Output all records precisely as written.

----

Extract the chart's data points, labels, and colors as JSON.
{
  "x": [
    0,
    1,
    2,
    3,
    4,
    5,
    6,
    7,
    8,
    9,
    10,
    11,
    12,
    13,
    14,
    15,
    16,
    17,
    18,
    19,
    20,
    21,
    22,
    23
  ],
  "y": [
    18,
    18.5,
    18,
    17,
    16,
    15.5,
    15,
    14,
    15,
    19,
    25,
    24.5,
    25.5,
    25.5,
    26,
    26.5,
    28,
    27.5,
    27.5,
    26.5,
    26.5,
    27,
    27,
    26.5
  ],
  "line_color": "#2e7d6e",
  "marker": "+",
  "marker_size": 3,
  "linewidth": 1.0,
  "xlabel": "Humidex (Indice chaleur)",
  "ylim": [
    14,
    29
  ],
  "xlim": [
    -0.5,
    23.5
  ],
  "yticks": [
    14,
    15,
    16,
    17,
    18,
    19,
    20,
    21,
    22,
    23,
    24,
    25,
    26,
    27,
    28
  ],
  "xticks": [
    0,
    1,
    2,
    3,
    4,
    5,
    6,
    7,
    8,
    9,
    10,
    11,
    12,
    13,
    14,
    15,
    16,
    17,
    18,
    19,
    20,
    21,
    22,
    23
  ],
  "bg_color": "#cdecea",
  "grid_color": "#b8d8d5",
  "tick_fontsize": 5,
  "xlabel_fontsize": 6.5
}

----

> **FULL RESPONSE**
Extract the chart's data points, labels, and colors as JSON.
{
  "x": [
    0,
    1,
    2,
    3,
    4,
    5,
    6,
    7,
    8,
    9,
    10,
    11,
    12,
    13,
    14,
    15,
    16,
    17,
    18,
    19,
    20,
    21,
    22,
    23
  ],
  "y": [
    18,
    18.5,
    18,
    17,
    16,
    15.5,
    15,
    14,
    15,
    19,
    25,
    24.5,
    25.5,
    25.5,
    26,
    26.5,
    28,
    27.5,
    27.5,
    26.5,
    26.5,
    27,
    27,
    26.5
  ],
  "line_color": "#2e7d6e",
  "marker": "+",
  "marker_size": 3,
  "linewidth": 1.0,
  "xlabel": "Humidex (Indice chaleur)",
  "ylim": [
    14,
    29
  ],
  "xlim": [
    -0.5,
    23.5
  ],
  "yticks": [
    14,
    15,
    16,
    17,
    18,
    19,
    20,
    21,
    22,
    23,
    24,
    25,
    26,
    27,
    28
  ],
  "xticks": [
    0,
    1,
    2,
    3,
    4,
    5,
    6,
    7,
    8,
    9,
    10,
    11,
    12,
    13,
    14,
    15,
    16,
    17,
    18,
    19,
    20,
    21,
    22,
    23
  ],
  "bg_color": "#cdecea",
  "grid_color": "#b8d8d5",
  "tick_fontsize": 5,
  "xlabel_fontsize": 6.5
}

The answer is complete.